→ **What you will do**:
1/ Answer these questions from the blog post about Wellbutrin:
(a) Who said the writer could go on a different anti-depressant?
(b) What might that anti-depressant help with?
(c) What feeling does an unkind word of disagreement before leaving the house leave the writer with?
2/ Reproduce the blog post about Wellbutrin word for word, everything from "Thoughts of death." down to "to loved ones.".

Posted by: Lizabeta | February 28, 2008

Wellbutrin

The OB GYN said I could go on a different anti-depressant that might help with pain management.

 HELL NO.

Thoughts of death. Not suicide… just dark thoughts. A near miss accident becomes a played out drama in my mind of EMS and wreckage and me or other strangers dying, spilling their last words to loved ones.

An unkind word of disagreement before leaving the house leaves me anxious, worrying about car accidents or meteors or gunmen hiding in bushes or malls… what if I don’t see them (loved ones) again?

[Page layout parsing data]
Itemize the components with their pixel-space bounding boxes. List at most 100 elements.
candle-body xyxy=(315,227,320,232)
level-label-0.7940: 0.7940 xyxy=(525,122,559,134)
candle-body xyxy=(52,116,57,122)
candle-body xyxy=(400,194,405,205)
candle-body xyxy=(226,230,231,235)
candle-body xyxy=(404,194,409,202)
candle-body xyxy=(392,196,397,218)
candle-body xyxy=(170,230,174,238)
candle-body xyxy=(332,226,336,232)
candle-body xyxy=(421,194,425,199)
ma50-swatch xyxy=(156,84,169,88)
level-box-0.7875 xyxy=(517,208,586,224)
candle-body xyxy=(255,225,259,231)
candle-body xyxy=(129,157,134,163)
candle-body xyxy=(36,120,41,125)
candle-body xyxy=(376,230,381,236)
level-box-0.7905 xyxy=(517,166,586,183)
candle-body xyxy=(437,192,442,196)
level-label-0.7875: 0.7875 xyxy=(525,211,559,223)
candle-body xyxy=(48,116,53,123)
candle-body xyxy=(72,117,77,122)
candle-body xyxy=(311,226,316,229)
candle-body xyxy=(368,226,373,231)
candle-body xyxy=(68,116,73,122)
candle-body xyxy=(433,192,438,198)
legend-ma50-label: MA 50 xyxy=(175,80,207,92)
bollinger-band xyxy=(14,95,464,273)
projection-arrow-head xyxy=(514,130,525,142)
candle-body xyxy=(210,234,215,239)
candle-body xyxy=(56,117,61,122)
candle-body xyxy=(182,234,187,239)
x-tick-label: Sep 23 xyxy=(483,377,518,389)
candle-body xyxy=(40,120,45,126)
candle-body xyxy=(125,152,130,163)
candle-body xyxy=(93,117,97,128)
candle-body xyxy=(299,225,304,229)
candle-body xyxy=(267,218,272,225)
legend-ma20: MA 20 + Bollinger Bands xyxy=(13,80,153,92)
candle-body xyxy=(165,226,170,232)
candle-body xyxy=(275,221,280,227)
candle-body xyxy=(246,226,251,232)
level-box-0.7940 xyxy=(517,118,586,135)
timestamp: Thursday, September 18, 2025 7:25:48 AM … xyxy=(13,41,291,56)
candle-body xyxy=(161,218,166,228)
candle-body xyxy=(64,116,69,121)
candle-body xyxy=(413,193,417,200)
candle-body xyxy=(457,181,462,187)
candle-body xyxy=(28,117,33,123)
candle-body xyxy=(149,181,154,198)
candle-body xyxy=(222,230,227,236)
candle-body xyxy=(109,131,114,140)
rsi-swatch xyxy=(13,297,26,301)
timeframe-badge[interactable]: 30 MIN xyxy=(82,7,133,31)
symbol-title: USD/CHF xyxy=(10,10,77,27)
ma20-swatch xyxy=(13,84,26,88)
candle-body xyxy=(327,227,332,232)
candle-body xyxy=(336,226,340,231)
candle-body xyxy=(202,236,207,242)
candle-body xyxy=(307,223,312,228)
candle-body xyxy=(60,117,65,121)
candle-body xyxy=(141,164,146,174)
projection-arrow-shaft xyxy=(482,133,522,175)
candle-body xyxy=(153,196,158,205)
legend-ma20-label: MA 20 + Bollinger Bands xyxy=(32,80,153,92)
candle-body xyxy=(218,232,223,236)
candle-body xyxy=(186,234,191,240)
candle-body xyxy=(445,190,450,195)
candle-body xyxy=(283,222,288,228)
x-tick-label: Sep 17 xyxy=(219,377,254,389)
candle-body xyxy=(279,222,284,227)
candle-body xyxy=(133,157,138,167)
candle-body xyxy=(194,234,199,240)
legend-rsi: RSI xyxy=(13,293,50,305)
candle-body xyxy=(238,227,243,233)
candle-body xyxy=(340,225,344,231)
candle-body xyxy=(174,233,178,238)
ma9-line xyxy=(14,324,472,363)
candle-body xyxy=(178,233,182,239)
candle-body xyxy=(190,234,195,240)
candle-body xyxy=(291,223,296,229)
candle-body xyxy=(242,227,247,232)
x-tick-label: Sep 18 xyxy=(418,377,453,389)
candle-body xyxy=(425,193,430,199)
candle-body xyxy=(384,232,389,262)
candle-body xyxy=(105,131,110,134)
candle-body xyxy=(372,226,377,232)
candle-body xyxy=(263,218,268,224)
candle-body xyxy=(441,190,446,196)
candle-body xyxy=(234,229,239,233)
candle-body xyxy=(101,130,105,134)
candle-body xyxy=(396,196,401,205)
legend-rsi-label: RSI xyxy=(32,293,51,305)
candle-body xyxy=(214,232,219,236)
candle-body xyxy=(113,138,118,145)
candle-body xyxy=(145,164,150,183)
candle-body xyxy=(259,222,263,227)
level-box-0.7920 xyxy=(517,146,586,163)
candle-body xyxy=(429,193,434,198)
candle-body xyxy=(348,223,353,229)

→ **Solutions**:
1/
(a) The OB GYN.
(b) Pain management.
(c) Anxiety.

2/
Thoughts of death. Not suicide… just dark thoughts. A near miss accident becomes a played out drama in my mind of EMS and wreckage and me or other strangers dying, spilling their last words to loved ones.